Layout coordinate data
>>>

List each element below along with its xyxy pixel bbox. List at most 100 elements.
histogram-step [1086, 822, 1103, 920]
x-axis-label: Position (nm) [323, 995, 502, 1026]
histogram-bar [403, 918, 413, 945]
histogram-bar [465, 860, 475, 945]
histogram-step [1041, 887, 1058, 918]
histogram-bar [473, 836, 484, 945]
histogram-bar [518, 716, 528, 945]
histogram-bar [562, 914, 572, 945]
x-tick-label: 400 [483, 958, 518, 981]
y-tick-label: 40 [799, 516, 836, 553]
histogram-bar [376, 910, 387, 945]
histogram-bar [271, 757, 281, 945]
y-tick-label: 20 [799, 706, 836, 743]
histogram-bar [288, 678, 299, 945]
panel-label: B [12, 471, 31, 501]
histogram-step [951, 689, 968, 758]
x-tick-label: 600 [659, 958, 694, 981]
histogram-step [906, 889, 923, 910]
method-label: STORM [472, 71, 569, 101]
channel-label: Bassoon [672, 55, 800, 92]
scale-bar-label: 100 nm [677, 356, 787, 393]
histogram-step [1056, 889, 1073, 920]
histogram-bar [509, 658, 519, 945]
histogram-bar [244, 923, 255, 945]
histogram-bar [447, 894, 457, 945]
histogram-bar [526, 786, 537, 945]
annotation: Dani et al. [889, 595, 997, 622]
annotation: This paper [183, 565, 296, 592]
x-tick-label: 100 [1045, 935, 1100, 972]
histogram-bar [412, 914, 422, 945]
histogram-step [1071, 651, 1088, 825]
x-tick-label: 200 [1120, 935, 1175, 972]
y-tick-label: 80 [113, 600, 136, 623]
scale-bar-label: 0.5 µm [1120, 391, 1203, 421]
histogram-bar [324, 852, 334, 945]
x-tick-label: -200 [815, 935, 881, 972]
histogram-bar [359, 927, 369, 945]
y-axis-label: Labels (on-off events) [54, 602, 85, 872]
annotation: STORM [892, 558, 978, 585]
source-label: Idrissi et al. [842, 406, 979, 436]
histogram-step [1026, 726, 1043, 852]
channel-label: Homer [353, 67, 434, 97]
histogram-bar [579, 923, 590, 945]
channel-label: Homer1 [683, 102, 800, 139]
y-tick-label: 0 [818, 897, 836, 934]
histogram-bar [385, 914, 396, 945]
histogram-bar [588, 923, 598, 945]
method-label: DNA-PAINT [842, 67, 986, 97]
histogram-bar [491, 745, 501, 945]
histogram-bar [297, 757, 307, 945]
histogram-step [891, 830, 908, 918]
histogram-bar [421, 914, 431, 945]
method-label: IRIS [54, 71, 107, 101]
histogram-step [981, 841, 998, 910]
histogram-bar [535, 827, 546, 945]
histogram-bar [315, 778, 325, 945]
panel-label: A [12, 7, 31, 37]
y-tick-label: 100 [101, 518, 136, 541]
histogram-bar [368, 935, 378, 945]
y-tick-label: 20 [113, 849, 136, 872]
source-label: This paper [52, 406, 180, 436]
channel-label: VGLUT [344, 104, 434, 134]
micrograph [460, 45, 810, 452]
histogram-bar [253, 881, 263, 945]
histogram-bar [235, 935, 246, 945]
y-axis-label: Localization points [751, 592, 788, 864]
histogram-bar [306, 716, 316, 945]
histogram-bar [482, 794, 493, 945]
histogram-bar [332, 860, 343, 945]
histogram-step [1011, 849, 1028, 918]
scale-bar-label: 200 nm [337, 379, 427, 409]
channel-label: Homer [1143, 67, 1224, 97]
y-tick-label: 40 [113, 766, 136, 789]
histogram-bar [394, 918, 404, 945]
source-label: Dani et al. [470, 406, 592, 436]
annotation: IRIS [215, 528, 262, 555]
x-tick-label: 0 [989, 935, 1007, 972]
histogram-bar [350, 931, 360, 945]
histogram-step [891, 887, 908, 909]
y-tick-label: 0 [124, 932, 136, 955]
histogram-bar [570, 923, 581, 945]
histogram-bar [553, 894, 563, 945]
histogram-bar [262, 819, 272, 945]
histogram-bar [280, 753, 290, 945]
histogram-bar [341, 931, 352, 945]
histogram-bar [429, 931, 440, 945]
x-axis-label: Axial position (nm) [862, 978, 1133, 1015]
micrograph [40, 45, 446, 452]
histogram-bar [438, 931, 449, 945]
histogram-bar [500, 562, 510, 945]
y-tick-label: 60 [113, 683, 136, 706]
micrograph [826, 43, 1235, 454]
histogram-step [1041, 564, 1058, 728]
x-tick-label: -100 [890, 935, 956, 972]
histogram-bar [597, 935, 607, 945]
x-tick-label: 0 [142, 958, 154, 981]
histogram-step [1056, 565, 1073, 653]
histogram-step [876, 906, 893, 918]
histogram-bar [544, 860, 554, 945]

<<<

§ DIRECTIONS
Reproduce every line of the data above verbatim and in the original order.

§ FINAL RESULT
List each element below along with its xyxy pixel bbox. List at most 100 elements.
histogram-step [1086, 822, 1103, 920]
x-axis-label: Position (nm) [323, 995, 502, 1026]
histogram-bar [403, 918, 413, 945]
histogram-bar [465, 860, 475, 945]
histogram-step [1041, 887, 1058, 918]
histogram-bar [473, 836, 484, 945]
histogram-bar [518, 716, 528, 945]
histogram-bar [562, 914, 572, 945]
x-tick-label: 400 [483, 958, 518, 981]
y-tick-label: 40 [799, 516, 836, 553]
histogram-bar [376, 910, 387, 945]
histogram-bar [271, 757, 281, 945]
y-tick-label: 20 [799, 706, 836, 743]
histogram-bar [288, 678, 299, 945]
panel-label: B [12, 471, 31, 501]
histogram-step [951, 689, 968, 758]
x-tick-label: 600 [659, 958, 694, 981]
histogram-step [906, 889, 923, 910]
method-label: STORM [472, 71, 569, 101]
channel-label: Bassoon [672, 55, 800, 92]
scale-bar-label: 100 nm [677, 356, 787, 393]
histogram-step [1056, 889, 1073, 920]
histogram-bar [509, 658, 519, 945]
histogram-bar [244, 923, 255, 945]
histogram-bar [447, 894, 457, 945]
histogram-bar [526, 786, 537, 945]
annotation: Dani et al. [889, 595, 997, 622]
annotation: This paper [183, 565, 296, 592]
x-tick-label: 100 [1045, 935, 1100, 972]
histogram-bar [412, 914, 422, 945]
histogram-step [1071, 651, 1088, 825]
x-tick-label: 200 [1120, 935, 1175, 972]
y-tick-label: 80 [113, 600, 136, 623]
scale-bar-label: 0.5 µm [1120, 391, 1203, 421]
histogram-bar [324, 852, 334, 945]
x-tick-label: -200 [815, 935, 881, 972]
histogram-bar [359, 927, 369, 945]
y-axis-label: Labels (on-off events) [54, 602, 85, 872]
annotation: STORM [892, 558, 978, 585]
source-label: Idrissi et al. [842, 406, 979, 436]
histogram-step [1026, 726, 1043, 852]
channel-label: Homer [353, 67, 434, 97]
histogram-bar [579, 923, 590, 945]
channel-label: Homer1 [683, 102, 800, 139]
y-tick-label: 0 [818, 897, 836, 934]
histogram-bar [385, 914, 396, 945]
histogram-bar [588, 923, 598, 945]
method-label: DNA-PAINT [842, 67, 986, 97]
histogram-bar [491, 745, 501, 945]
histogram-bar [297, 757, 307, 945]
histogram-step [891, 830, 908, 918]
histogram-bar [421, 914, 431, 945]
method-label: IRIS [54, 71, 107, 101]
histogram-step [981, 841, 998, 910]
histogram-bar [535, 827, 546, 945]
histogram-bar [315, 778, 325, 945]
panel-label: A [12, 7, 31, 37]
y-tick-label: 100 [101, 518, 136, 541]
histogram-bar [368, 935, 378, 945]
y-tick-label: 20 [113, 849, 136, 872]
source-label: This paper [52, 406, 180, 436]
channel-label: VGLUT [344, 104, 434, 134]
micrograph [460, 45, 810, 452]
histogram-bar [253, 881, 263, 945]
histogram-bar [235, 935, 246, 945]
y-axis-label: Localization points [751, 592, 788, 864]
histogram-bar [306, 716, 316, 945]
histogram-bar [482, 794, 493, 945]
histogram-bar [332, 860, 343, 945]
histogram-step [1011, 849, 1028, 918]
scale-bar-label: 200 nm [337, 379, 427, 409]
channel-label: Homer [1143, 67, 1224, 97]
y-tick-label: 40 [113, 766, 136, 789]
histogram-bar [394, 918, 404, 945]
source-label: Dani et al. [470, 406, 592, 436]
annotation: IRIS [215, 528, 262, 555]
x-tick-label: 0 [989, 935, 1007, 972]
histogram-bar [350, 931, 360, 945]
histogram-step [891, 887, 908, 909]
y-tick-label: 0 [124, 932, 136, 955]
histogram-bar [570, 923, 581, 945]
histogram-bar [553, 894, 563, 945]
histogram-bar [262, 819, 272, 945]
histogram-bar [280, 753, 290, 945]
histogram-bar [341, 931, 352, 945]
histogram-bar [429, 931, 440, 945]
x-axis-label: Axial position (nm) [862, 978, 1133, 1015]
micrograph [40, 45, 446, 452]
histogram-bar [438, 931, 449, 945]
histogram-bar [500, 562, 510, 945]
y-tick-label: 60 [113, 683, 136, 706]
micrograph [826, 43, 1235, 454]
histogram-step [1041, 564, 1058, 728]
x-tick-label: -100 [890, 935, 956, 972]
histogram-bar [597, 935, 607, 945]
x-tick-label: 0 [142, 958, 154, 981]
histogram-step [1056, 565, 1073, 653]
histogram-step [876, 906, 893, 918]
histogram-bar [544, 860, 554, 945]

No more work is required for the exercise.